-- Data for the task start --

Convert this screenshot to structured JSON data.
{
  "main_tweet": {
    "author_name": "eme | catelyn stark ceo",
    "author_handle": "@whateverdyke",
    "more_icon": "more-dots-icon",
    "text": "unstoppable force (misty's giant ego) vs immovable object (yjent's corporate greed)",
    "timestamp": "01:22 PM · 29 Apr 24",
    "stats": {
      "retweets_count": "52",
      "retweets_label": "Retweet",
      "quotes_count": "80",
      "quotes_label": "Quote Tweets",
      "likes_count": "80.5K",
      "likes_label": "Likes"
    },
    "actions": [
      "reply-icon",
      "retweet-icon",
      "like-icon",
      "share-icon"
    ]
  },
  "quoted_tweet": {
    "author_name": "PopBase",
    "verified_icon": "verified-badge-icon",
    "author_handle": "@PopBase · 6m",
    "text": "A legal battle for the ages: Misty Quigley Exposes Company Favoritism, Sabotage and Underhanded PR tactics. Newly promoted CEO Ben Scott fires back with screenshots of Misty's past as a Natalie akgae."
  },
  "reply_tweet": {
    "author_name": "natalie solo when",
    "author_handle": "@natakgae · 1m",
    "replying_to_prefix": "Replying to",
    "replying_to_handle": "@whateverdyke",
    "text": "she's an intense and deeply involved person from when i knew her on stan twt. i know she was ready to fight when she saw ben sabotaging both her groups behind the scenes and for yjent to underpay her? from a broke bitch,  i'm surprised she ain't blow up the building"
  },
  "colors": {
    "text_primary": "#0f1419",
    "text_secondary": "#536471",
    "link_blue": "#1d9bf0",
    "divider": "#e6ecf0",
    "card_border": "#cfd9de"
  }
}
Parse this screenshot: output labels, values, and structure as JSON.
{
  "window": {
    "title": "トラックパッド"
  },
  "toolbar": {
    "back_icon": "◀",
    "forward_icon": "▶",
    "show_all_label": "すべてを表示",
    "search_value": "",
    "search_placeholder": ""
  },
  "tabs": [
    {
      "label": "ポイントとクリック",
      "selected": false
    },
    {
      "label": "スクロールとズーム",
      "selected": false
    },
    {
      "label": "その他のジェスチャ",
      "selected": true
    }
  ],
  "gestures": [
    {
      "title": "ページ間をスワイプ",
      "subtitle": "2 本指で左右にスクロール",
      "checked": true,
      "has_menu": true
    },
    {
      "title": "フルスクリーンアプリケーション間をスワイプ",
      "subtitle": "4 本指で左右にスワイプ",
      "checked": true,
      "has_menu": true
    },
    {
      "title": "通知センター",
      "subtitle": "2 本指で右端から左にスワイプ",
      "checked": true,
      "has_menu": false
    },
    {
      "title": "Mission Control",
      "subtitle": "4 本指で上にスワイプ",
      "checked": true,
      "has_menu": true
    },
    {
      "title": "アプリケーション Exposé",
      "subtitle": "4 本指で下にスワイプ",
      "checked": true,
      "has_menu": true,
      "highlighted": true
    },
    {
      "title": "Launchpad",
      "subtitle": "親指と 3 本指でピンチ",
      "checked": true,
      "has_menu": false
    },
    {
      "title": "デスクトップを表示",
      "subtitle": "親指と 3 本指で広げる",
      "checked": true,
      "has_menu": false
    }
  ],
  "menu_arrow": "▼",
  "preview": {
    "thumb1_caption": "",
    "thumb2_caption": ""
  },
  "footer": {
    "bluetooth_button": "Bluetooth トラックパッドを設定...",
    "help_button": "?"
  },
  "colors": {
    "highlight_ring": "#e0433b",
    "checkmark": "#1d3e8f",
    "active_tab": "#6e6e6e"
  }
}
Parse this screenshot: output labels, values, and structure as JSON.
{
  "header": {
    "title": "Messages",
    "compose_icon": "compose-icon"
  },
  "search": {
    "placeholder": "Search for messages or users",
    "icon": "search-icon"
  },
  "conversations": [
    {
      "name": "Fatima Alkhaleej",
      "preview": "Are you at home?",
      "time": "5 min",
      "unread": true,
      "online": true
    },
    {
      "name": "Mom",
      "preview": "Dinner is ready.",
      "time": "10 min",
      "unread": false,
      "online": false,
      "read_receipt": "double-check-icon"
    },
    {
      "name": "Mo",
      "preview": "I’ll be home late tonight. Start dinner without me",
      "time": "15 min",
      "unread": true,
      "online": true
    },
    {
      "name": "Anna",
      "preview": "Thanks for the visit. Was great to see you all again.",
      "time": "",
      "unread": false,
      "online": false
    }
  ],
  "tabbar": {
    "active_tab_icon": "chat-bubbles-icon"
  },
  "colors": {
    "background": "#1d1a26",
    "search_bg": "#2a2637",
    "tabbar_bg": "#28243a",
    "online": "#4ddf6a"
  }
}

-- Data for the task end --

Instructions for the task:
Return each line in the records that holds the string "yjent".

Written reply:
    "text": "unstoppable force (misty's giant ego) vs immovable object (yjent's corporate greed)",
    "text": "she's an intense and deeply involved person from when i knew her on stan twt. i know she was ready to fight when she saw ben sabotaging both her groups behind the scenes and for yjent to underpay her? from a broke bitch,  i'm surprised she ain't blow up the building"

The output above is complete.